** start Data for this exercise **

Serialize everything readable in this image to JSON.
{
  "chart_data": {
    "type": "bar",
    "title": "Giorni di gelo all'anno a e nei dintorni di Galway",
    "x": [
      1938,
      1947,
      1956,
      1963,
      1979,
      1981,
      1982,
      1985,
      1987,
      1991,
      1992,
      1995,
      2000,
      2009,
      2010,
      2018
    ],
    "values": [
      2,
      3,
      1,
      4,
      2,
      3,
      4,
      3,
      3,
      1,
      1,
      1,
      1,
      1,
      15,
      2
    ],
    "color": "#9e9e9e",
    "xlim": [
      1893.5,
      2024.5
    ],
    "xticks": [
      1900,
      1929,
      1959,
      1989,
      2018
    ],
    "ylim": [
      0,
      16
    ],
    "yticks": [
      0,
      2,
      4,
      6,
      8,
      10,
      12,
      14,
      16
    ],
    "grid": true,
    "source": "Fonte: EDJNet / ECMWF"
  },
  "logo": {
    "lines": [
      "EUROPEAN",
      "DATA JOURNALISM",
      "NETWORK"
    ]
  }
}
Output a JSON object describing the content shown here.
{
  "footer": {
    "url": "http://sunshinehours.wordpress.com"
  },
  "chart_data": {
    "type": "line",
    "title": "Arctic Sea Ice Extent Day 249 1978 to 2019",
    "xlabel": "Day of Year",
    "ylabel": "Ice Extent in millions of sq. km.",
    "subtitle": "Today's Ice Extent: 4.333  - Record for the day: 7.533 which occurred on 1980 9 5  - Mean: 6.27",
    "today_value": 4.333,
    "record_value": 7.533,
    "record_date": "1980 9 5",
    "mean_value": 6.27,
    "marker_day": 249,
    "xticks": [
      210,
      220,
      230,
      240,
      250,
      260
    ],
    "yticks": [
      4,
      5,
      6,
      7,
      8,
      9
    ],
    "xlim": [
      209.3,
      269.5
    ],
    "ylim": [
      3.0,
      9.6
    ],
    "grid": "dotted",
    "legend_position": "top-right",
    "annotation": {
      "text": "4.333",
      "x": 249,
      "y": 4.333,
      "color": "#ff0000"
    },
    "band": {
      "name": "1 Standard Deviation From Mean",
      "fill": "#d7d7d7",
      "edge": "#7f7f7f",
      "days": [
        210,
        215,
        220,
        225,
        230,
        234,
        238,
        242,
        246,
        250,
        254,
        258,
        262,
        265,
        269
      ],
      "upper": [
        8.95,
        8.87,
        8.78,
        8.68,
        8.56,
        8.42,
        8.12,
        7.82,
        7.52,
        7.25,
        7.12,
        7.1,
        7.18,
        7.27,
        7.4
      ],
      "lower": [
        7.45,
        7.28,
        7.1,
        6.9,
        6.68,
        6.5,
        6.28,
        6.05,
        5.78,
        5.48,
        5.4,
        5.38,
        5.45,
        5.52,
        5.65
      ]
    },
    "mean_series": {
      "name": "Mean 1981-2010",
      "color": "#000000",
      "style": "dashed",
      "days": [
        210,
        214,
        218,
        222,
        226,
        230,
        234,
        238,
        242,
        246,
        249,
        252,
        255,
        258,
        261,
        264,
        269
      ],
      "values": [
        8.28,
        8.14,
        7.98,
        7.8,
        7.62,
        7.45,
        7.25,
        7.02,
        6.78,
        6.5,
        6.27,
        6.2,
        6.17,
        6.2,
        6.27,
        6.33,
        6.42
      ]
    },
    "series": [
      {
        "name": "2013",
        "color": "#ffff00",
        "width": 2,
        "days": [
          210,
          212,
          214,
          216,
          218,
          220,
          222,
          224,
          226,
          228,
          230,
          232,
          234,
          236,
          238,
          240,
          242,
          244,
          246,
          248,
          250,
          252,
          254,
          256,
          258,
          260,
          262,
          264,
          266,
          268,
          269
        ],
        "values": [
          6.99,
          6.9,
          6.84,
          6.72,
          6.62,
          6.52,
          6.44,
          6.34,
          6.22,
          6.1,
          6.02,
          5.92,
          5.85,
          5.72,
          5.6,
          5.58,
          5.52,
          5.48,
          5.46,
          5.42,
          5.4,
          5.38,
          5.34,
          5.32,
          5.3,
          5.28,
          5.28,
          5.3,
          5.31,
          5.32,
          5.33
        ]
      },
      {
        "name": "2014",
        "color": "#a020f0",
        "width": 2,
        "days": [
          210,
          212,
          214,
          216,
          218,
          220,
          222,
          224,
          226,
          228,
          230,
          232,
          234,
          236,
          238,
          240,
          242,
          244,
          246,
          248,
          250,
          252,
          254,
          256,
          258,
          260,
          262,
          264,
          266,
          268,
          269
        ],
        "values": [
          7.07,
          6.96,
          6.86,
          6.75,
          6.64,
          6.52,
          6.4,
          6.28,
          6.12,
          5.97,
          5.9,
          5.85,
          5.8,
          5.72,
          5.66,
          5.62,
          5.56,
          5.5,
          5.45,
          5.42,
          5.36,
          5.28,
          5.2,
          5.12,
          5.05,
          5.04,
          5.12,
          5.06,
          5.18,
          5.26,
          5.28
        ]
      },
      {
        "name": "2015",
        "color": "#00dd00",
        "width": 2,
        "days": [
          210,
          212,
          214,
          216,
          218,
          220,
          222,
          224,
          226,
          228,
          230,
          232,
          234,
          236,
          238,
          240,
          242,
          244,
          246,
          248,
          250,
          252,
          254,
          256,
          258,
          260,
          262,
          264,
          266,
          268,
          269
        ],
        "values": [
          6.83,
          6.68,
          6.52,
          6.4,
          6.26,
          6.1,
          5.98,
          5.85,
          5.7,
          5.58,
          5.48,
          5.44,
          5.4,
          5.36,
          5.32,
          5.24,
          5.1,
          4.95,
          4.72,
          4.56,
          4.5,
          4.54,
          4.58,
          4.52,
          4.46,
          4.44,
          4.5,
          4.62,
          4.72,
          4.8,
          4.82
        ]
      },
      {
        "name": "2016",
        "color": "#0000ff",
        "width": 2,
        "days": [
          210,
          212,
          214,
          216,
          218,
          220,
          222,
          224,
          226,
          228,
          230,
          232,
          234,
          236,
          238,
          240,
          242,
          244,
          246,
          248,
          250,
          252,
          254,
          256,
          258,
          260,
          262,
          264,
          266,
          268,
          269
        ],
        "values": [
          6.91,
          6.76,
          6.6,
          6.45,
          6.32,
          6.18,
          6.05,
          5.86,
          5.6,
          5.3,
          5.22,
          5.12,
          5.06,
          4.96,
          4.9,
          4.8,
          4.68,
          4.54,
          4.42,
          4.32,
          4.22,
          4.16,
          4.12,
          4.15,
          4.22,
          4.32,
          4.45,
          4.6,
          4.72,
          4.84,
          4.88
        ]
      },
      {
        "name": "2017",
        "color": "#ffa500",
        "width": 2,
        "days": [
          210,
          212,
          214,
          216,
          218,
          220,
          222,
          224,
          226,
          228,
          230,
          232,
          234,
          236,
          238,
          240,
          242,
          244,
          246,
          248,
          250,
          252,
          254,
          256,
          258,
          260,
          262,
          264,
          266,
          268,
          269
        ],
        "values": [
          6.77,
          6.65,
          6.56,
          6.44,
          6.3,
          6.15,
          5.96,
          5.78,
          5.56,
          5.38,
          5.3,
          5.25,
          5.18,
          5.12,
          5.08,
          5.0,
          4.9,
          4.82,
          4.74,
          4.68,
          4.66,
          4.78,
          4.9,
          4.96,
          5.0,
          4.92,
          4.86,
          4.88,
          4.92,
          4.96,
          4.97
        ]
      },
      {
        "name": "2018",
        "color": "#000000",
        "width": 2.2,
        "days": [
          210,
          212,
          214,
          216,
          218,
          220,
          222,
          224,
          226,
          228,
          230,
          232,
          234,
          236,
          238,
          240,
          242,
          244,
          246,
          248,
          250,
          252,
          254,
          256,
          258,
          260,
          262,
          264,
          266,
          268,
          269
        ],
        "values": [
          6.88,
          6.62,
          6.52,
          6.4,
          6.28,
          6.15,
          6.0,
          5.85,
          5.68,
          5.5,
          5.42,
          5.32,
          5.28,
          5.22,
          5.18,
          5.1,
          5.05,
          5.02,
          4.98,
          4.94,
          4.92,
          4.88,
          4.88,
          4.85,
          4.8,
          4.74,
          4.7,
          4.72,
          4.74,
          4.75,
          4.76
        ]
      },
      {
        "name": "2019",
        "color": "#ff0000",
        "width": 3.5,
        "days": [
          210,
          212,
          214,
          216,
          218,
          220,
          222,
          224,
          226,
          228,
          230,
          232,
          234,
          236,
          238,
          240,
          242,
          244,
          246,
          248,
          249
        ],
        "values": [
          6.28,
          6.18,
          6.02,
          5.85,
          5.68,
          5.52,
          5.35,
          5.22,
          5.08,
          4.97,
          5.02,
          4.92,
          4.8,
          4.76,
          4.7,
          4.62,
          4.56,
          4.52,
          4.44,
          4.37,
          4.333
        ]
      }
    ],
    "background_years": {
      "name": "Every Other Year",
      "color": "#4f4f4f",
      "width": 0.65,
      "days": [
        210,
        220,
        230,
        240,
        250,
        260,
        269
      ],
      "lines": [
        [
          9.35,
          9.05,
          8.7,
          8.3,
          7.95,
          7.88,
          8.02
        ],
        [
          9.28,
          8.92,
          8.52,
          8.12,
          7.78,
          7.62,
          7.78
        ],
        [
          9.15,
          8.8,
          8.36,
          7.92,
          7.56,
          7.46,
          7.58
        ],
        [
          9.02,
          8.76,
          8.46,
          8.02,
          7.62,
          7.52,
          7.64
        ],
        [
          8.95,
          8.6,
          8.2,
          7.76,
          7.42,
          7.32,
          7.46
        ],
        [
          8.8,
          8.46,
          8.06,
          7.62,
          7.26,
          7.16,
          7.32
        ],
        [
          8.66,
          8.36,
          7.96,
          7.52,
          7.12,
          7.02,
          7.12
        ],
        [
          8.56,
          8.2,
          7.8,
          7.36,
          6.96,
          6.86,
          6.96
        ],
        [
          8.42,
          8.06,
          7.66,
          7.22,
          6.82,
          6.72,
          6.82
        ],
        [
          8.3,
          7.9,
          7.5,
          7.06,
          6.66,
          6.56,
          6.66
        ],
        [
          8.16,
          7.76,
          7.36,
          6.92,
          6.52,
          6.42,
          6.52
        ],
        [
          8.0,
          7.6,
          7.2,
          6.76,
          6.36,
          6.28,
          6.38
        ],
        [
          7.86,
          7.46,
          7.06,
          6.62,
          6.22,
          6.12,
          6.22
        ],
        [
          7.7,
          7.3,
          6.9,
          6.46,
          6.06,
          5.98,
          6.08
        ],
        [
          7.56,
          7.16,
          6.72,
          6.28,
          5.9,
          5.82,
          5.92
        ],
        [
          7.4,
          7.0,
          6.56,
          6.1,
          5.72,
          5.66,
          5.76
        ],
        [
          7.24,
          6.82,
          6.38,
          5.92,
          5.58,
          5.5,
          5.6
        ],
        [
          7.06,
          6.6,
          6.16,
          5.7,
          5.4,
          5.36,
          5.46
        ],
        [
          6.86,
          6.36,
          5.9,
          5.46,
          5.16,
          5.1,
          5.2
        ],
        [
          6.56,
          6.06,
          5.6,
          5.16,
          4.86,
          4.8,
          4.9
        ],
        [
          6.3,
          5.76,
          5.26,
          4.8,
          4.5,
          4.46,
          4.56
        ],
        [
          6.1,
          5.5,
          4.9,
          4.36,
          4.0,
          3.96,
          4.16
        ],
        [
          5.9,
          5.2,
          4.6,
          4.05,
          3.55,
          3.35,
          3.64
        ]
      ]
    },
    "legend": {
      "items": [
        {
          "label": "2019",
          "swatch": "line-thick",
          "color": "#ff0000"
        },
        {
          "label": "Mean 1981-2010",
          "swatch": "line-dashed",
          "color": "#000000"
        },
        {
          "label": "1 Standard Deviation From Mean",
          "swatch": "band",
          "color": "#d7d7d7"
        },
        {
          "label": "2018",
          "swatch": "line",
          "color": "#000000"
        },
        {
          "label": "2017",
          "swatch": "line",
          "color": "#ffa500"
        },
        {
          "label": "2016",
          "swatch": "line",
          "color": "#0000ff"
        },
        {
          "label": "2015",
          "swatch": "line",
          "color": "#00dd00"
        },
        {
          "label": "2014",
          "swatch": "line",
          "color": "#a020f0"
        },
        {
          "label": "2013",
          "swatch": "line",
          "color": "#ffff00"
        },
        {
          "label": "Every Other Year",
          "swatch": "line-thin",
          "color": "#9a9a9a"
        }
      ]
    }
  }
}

** end Data for this exercise **

**Aim of the task:**
Say how many lines above contain the string "Other". Answer with the number only.

**Output for this exercise:**
2